■ **Exercise brief**:
Pick up the biography of John Wycliffe Black below after its final sentence and continue writing it.

■ **Passage provided**:
•••

= John Wycliffe Black =

John Wycliffe Black (21 July 1862 – 18 June 1951) was an English shoe manufacturer and Liberal Party politician.

==Family and education==
John Wycliffe Black was born in London, the son of Robert Black, a successful Knightsbridge draper He was sent to Bishop's Stortford College in Hertfordshire for his schooling. In 1890 he married Eunice Marsden from Wigan in Lancashire and they had one son and a daughter. Their son Arthur Norman Black (1894–1973) was a celebrated motor cycle and racing car driver of the 1930s and 1940s. Adventurous activity runs in the Black family, John Wycliffe Black's nephew Tom Campbell Black (1899–1936), was a pioneer aviator.

==Religion==
Black was a staunch churchman and temperance supporter. He was Chairman of the Evangelistic Committee of Churches of Christ and in 1935 was President of the World Convention of Churches of Christ.

==Career and politics==
Black was in manufacturing and for some time too ran an estate agency in Kensington with his brother, Robert Wilson Black. It was clear he was, at least for a time, quite a wealthy man. When he was Chairman of the Harborough Divisional Liberal Association in 1919, he was engaged in correspondence with Sir Percy Harris who had been the Liberal MP for Harborough between 1916 and 1918. The dispute centred on the amount of money Harris was expected to contribute if he wished to remain as Parliamentary candidate. In the end Harris was not able to meet the requirements of the Liberal Association and moved to another constituency. The need then arose for Harborough Liberals to select another candidate and Black was adopted. One of the chief reasons for Black's adoption was his ability to finance the local party from his own resources. Once Black ceased to provide funds for the Association in the mid-1920s, they had to stop paying the salary of the full-time official they engaged and by March 1927 they were unable even to afford their affiliation fee to the Midland Liberal Federation.

•••

■ **Provided material**:
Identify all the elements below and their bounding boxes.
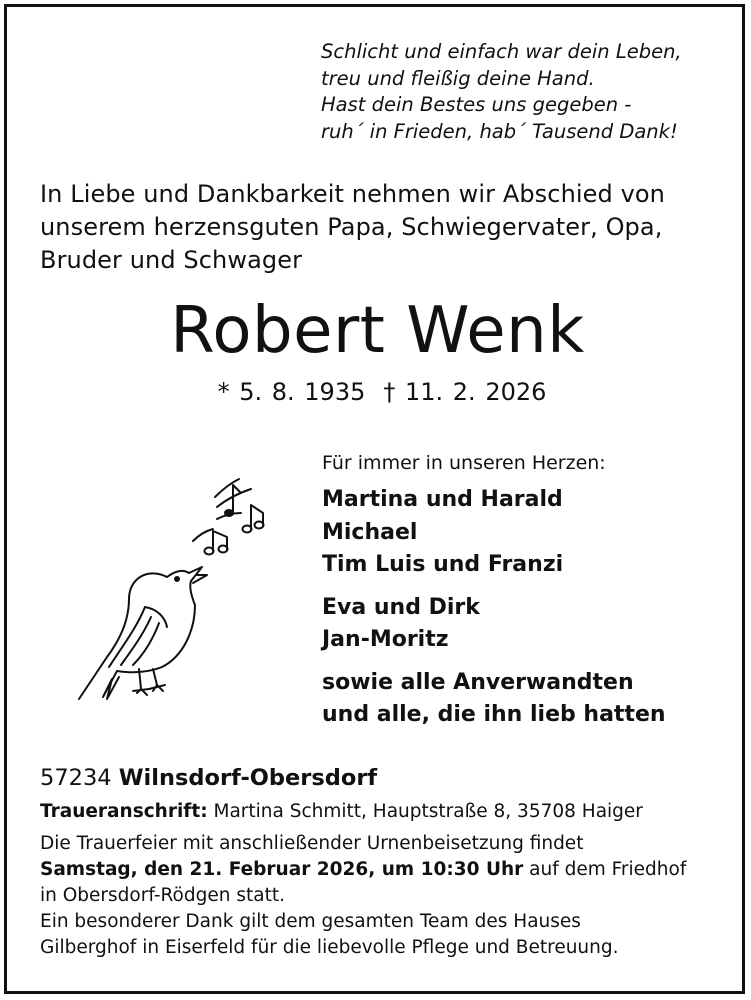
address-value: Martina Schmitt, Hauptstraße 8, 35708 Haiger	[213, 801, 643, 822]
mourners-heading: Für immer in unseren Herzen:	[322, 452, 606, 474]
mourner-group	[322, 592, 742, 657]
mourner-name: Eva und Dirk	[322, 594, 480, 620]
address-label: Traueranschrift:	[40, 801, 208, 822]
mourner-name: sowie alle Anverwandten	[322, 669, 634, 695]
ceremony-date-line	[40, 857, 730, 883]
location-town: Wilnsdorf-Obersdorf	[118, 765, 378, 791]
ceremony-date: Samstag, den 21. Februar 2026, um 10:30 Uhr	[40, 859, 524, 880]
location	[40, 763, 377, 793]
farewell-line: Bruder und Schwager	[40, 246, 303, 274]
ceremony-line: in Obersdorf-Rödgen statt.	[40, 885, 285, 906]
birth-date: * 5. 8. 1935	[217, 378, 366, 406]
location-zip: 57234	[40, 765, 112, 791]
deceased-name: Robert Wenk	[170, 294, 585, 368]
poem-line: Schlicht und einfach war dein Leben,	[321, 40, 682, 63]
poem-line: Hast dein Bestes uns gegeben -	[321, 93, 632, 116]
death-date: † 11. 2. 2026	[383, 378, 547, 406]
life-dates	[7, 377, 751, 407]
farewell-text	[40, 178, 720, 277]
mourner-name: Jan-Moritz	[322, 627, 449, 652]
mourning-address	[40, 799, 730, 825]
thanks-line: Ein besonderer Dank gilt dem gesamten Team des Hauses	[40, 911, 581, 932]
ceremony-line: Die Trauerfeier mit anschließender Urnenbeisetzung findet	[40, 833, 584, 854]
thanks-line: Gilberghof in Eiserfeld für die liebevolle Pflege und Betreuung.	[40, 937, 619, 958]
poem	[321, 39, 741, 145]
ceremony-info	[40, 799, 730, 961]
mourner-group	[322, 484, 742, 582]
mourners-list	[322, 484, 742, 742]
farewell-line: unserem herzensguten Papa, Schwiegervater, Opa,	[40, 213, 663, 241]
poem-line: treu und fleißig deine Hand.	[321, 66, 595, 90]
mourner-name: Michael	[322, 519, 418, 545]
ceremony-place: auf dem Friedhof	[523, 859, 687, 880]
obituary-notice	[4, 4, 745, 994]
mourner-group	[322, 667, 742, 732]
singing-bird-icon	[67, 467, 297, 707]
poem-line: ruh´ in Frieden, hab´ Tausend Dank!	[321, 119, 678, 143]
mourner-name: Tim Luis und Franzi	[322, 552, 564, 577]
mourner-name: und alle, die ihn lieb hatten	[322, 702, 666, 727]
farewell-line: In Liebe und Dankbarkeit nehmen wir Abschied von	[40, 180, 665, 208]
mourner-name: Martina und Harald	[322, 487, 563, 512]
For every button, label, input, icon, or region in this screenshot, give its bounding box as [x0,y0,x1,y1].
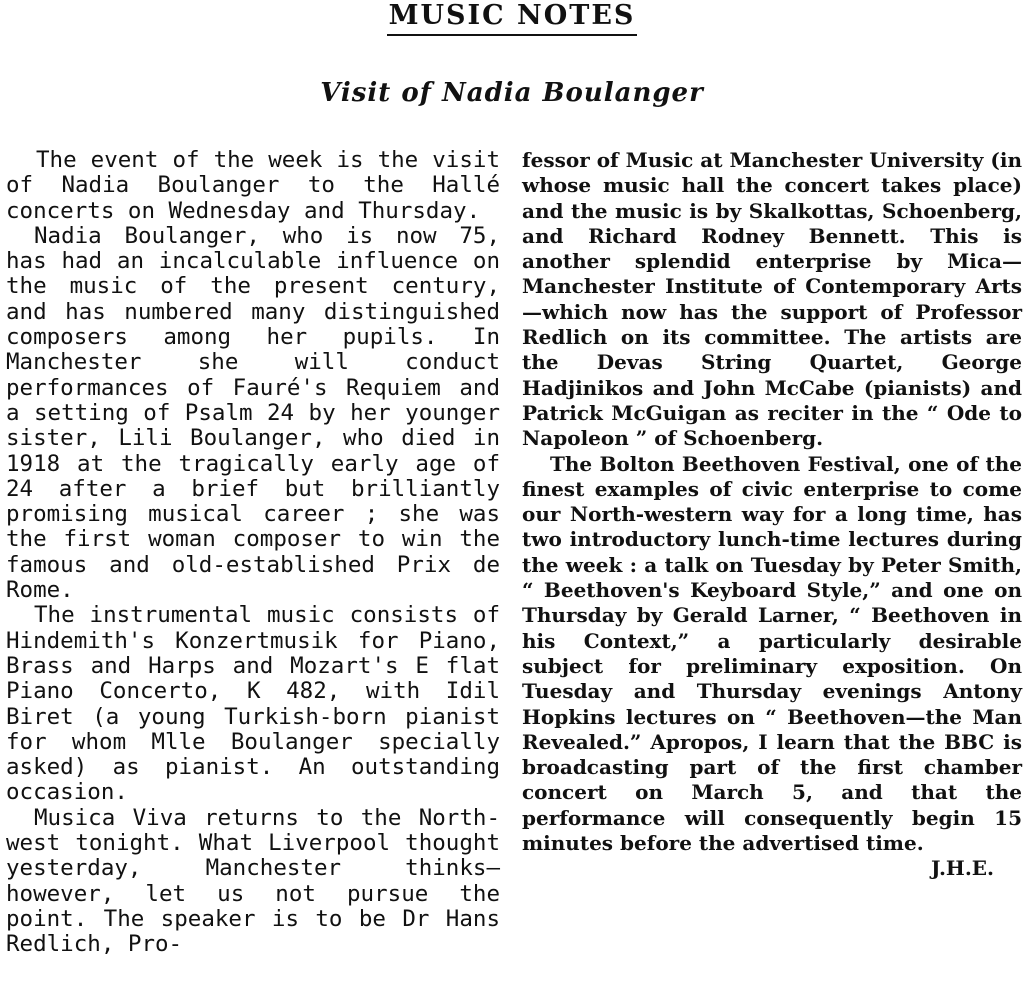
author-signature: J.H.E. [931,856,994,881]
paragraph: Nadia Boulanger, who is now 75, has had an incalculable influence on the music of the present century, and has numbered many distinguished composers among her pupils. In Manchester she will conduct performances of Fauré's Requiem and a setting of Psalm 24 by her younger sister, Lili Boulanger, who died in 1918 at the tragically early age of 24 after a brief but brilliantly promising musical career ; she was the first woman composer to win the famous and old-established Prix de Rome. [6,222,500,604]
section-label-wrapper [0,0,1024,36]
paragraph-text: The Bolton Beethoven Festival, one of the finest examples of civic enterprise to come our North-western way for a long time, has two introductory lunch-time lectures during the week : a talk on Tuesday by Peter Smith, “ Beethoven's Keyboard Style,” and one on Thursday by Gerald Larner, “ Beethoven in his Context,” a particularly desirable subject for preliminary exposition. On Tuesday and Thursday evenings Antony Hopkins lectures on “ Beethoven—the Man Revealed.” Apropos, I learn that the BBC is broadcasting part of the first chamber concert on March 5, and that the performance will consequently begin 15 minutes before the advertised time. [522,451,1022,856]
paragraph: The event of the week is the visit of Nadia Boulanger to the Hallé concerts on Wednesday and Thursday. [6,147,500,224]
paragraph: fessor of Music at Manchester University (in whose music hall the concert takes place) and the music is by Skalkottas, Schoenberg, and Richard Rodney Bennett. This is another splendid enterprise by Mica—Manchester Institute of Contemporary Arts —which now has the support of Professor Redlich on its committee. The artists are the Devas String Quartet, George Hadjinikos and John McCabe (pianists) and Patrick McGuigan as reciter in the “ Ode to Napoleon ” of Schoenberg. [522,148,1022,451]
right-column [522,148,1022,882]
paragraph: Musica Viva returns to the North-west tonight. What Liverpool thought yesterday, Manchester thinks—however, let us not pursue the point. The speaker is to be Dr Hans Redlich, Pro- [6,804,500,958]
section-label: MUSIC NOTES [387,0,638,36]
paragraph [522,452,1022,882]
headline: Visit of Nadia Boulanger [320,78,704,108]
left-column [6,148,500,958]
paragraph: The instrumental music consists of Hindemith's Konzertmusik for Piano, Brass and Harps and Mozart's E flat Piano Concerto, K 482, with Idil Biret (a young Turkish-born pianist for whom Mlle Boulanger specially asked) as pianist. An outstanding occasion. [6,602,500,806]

•••

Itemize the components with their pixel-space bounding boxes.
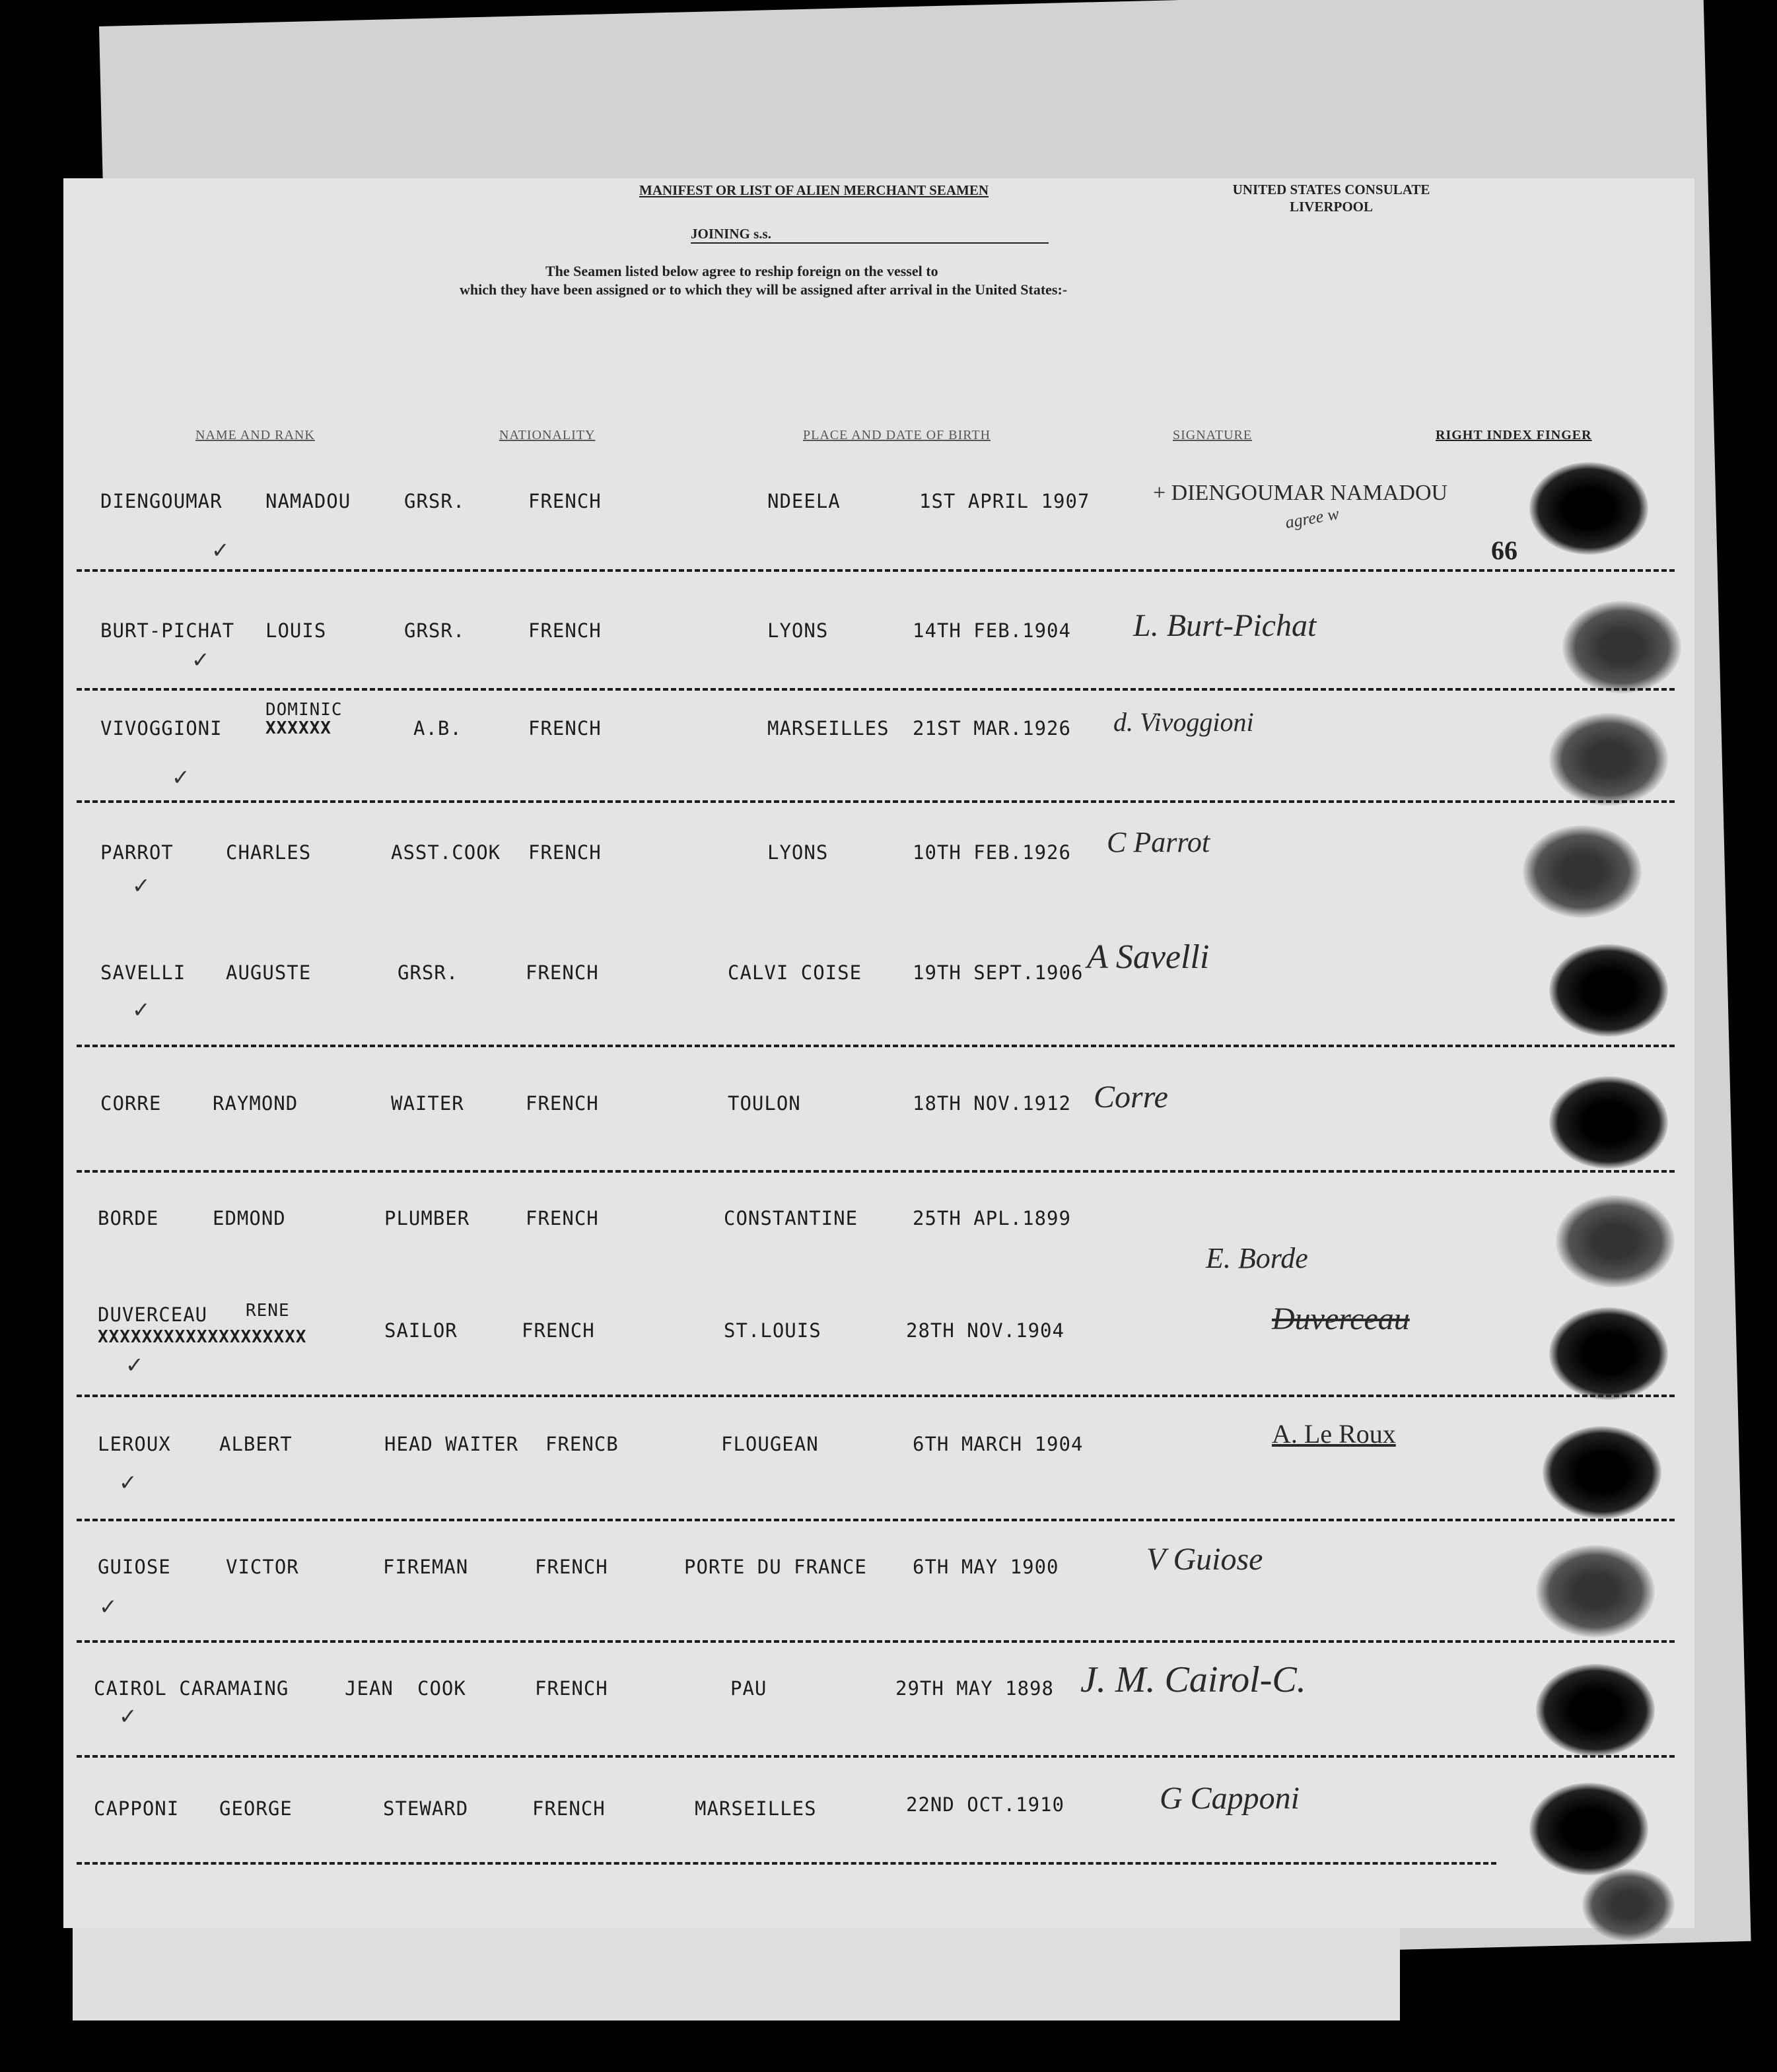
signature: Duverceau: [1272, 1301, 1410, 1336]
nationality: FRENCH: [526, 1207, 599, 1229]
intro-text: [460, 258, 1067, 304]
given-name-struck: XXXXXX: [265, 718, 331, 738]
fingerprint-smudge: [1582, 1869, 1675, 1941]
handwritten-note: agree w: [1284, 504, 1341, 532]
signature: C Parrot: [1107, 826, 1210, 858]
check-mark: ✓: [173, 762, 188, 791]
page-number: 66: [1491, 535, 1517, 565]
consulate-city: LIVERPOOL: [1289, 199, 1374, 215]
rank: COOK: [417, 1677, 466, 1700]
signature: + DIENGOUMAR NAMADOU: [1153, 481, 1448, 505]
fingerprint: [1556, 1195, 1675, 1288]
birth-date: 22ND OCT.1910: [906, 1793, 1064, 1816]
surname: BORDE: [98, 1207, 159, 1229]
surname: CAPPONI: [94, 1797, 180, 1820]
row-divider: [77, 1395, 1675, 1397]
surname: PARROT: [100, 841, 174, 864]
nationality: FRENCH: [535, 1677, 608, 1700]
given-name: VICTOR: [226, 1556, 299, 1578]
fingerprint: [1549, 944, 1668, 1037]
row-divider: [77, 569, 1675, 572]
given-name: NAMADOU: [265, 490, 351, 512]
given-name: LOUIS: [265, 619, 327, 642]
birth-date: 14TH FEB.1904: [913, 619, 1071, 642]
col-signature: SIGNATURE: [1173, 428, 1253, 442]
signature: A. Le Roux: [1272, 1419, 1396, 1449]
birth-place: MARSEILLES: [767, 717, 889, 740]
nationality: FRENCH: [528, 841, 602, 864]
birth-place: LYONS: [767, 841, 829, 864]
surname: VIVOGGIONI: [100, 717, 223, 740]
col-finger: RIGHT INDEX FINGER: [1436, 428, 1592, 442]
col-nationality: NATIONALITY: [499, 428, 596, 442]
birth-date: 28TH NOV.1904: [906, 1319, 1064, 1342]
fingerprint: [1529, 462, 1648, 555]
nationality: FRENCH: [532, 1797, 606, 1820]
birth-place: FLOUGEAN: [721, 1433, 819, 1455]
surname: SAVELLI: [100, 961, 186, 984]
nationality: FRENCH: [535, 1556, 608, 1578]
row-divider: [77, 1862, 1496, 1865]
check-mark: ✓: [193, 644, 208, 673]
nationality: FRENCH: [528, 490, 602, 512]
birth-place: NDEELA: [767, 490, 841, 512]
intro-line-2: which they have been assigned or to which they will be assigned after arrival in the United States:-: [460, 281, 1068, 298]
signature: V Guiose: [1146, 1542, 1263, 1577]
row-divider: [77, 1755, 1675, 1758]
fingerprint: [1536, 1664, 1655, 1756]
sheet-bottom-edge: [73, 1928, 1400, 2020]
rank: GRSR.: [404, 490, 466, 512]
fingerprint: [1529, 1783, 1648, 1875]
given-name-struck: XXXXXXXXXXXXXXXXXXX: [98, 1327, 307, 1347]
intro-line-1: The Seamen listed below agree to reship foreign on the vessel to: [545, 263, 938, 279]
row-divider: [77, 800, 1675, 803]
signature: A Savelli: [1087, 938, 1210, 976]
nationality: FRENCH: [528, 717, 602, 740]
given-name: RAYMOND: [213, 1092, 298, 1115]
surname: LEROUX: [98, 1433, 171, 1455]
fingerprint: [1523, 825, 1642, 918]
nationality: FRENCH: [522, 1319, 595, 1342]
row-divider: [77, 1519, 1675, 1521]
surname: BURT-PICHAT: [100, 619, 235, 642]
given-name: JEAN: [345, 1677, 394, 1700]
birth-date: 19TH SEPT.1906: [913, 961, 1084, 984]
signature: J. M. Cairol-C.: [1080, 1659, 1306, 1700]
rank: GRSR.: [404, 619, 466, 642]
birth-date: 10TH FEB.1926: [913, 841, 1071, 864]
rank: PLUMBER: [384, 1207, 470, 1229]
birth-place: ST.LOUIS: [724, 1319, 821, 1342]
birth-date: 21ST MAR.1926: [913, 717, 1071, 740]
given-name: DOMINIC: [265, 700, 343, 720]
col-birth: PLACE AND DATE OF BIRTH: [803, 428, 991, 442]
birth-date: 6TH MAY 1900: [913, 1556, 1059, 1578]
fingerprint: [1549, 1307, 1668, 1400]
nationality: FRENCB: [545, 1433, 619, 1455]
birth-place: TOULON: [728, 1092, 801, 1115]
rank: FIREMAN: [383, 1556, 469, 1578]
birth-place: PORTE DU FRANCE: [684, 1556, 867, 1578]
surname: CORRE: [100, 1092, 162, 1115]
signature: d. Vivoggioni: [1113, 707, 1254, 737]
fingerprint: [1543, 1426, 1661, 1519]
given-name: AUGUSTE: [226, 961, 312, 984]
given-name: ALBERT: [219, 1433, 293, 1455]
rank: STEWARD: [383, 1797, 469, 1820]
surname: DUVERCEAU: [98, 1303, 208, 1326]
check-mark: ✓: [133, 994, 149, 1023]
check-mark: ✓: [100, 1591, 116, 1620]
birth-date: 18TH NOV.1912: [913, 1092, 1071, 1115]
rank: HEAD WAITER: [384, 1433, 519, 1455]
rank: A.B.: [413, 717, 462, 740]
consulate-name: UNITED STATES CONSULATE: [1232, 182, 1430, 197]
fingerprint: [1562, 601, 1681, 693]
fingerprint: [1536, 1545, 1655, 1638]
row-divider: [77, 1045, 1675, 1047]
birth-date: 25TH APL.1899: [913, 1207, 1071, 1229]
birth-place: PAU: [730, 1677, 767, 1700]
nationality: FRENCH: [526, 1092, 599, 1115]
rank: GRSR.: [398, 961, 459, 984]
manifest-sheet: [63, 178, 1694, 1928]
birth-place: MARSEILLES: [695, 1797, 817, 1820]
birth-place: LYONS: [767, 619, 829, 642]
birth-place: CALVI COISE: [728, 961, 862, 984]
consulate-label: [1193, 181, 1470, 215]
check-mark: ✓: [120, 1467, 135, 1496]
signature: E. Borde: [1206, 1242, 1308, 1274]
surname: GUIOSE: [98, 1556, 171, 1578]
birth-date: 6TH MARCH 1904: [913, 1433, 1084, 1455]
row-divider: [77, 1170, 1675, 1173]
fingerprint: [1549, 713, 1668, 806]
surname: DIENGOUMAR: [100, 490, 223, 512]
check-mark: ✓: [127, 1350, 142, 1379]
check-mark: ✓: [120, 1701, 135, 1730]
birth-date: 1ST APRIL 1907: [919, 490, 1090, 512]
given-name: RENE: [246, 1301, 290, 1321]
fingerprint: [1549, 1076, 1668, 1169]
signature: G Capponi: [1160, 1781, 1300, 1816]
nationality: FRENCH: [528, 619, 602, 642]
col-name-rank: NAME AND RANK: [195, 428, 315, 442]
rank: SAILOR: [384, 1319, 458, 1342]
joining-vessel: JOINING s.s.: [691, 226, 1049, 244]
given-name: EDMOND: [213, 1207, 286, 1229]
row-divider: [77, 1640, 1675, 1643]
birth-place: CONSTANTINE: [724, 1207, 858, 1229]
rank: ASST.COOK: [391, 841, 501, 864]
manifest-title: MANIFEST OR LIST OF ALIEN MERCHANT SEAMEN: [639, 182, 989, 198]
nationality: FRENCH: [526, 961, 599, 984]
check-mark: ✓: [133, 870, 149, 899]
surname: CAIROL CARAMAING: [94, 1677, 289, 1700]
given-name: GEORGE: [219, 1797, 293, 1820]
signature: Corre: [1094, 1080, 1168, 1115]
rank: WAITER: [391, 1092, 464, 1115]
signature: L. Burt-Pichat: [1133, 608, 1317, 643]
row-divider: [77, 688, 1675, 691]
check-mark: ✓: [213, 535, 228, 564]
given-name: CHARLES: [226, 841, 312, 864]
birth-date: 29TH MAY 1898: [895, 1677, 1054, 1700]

•••

■ **Task result**:
Black was an elected member of Leicestershire County Council before being made an Alderman. He remained an Alderman of the county until his death in 1951 by which time he had acquired the courtesy title of ‘father of the council’. He stood for election to Parliament in Harborough three times. First in the 1922 general election when he came second in a three-cornered contest to the sitting Conservative MP, Sir Keith Fraser, with Labour in third place. At the 1923 general election, Black again faced Fraser but this time in a straight fight and he took the seat with a majority of 1,304 votes. For the 1924 general election however, Labour re-entered the fray and as the Liberals suffered a national decline, the Conservatives regained the seat and Labour took second place, relegating Black to the foot of the poll.

Black also served as a Justice of the Peace for Leicestershire.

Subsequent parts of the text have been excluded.